## WHAT THE TASK ASKS
Wherever "ingeniería" turns up in a line of the entries below, that line counts. Say how many such lines there are, with no other words.

[DATA EXCERPTS — start]

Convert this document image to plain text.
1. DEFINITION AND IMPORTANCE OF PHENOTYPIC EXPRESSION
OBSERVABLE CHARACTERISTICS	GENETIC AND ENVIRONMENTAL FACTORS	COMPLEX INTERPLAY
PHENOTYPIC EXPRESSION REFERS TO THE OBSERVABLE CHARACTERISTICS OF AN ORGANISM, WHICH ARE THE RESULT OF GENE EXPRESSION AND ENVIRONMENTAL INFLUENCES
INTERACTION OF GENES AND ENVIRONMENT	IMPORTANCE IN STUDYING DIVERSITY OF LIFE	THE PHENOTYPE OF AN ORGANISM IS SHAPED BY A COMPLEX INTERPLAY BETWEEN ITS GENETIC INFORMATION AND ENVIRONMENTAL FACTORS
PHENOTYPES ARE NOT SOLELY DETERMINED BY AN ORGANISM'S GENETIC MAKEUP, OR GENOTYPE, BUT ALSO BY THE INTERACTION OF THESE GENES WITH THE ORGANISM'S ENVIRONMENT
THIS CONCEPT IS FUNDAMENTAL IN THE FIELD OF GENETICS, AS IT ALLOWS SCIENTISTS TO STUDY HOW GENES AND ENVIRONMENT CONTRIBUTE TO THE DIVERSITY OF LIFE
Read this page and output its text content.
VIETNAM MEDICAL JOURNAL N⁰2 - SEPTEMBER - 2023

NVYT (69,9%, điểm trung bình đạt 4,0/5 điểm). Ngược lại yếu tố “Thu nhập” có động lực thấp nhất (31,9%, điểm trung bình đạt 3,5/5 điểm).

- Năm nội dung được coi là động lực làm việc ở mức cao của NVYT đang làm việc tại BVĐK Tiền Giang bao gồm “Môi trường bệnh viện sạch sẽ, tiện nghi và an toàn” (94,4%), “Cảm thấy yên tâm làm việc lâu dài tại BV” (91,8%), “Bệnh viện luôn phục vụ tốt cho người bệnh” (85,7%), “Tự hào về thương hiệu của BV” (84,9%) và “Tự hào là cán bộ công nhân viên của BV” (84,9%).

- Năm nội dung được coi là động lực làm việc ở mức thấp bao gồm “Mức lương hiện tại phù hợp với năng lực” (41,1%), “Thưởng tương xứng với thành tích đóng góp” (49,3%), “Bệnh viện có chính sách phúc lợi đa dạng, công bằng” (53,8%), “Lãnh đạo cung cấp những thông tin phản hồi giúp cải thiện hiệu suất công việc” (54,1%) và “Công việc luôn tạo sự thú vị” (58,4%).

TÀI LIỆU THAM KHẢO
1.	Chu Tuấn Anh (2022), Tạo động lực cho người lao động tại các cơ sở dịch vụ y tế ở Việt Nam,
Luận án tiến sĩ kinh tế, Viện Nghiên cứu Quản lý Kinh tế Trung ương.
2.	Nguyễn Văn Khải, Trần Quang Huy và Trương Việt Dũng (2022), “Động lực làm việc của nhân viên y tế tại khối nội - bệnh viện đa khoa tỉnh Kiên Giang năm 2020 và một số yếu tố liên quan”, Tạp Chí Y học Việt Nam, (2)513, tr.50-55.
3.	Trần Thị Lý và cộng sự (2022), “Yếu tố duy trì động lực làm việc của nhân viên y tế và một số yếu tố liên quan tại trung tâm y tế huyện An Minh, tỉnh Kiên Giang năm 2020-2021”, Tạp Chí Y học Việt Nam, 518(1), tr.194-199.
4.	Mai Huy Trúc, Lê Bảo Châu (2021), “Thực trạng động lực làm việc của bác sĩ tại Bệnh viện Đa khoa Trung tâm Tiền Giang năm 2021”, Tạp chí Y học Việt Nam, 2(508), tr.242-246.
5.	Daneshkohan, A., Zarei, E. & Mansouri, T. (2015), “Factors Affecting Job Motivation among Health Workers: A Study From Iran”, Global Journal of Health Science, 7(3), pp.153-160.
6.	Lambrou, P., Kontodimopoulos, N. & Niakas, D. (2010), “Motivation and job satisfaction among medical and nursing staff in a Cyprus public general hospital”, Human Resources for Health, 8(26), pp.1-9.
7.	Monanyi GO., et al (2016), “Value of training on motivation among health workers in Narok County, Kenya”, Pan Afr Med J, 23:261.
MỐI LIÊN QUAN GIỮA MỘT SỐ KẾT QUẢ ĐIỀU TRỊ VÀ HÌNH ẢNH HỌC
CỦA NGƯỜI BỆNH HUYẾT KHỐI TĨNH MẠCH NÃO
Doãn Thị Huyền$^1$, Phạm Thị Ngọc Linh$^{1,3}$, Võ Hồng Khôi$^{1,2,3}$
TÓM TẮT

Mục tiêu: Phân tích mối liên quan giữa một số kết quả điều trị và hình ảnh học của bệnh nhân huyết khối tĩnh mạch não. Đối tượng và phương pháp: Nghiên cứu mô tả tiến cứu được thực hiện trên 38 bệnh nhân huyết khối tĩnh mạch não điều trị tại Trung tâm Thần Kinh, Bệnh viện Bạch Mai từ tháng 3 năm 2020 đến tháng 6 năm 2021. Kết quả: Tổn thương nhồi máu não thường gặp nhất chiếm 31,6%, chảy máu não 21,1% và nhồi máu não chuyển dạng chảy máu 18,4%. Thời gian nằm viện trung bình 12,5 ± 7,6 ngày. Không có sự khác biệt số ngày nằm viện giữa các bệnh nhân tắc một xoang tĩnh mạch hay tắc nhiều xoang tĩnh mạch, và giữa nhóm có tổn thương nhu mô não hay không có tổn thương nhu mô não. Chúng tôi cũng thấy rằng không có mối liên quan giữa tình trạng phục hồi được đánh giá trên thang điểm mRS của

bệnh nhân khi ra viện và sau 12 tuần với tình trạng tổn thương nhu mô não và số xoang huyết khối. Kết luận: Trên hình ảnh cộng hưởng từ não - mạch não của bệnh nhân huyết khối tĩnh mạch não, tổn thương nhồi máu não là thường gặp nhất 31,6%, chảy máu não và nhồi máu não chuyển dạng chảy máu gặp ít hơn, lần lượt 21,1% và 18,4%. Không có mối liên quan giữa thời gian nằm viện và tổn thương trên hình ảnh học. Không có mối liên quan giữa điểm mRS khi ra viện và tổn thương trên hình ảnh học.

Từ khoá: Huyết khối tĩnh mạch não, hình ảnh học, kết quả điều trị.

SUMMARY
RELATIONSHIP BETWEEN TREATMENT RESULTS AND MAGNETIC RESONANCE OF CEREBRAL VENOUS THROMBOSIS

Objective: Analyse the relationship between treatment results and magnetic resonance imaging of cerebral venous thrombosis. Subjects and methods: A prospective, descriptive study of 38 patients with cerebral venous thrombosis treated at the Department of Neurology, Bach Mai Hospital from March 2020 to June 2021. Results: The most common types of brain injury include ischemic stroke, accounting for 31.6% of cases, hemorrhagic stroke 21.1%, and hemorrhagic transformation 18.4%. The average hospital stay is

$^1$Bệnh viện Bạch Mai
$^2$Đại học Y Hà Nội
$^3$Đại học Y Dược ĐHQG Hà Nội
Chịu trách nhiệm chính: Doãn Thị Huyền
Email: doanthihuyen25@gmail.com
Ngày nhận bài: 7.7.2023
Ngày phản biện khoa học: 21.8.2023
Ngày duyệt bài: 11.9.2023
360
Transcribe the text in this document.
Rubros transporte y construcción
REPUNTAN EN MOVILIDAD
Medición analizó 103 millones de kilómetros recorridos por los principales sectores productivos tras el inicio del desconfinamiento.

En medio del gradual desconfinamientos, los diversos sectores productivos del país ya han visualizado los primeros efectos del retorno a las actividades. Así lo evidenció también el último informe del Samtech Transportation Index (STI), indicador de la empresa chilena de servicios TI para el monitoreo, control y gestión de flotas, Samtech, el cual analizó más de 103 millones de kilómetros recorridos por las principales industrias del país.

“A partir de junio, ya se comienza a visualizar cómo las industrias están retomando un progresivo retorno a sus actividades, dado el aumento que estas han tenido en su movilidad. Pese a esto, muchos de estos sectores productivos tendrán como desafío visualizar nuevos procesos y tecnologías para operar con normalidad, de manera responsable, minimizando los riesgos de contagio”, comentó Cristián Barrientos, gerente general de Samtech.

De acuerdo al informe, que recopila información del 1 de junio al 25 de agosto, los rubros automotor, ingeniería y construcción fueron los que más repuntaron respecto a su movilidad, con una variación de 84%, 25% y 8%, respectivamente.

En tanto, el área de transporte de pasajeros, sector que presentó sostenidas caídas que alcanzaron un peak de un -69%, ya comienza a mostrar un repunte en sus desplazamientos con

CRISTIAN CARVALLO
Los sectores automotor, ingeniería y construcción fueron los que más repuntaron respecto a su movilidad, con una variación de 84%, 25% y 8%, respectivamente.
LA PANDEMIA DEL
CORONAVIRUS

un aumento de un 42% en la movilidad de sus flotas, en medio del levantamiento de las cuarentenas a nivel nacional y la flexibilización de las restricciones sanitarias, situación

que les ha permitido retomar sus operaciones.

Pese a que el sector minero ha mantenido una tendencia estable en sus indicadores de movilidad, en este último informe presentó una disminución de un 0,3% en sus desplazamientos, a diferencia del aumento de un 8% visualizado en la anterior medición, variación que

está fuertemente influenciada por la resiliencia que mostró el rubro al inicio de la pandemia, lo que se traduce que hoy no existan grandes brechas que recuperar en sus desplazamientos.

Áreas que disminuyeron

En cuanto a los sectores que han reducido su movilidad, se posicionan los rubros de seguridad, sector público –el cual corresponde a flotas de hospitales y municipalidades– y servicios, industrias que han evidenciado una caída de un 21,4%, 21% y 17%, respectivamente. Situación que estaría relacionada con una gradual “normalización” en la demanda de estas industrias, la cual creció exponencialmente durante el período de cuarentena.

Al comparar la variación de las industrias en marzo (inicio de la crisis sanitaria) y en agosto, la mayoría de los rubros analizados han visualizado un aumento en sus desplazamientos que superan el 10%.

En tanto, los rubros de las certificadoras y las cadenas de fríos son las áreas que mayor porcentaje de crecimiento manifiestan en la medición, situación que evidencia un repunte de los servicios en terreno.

[DATA EXCERPTS — finish]

## REPLY
2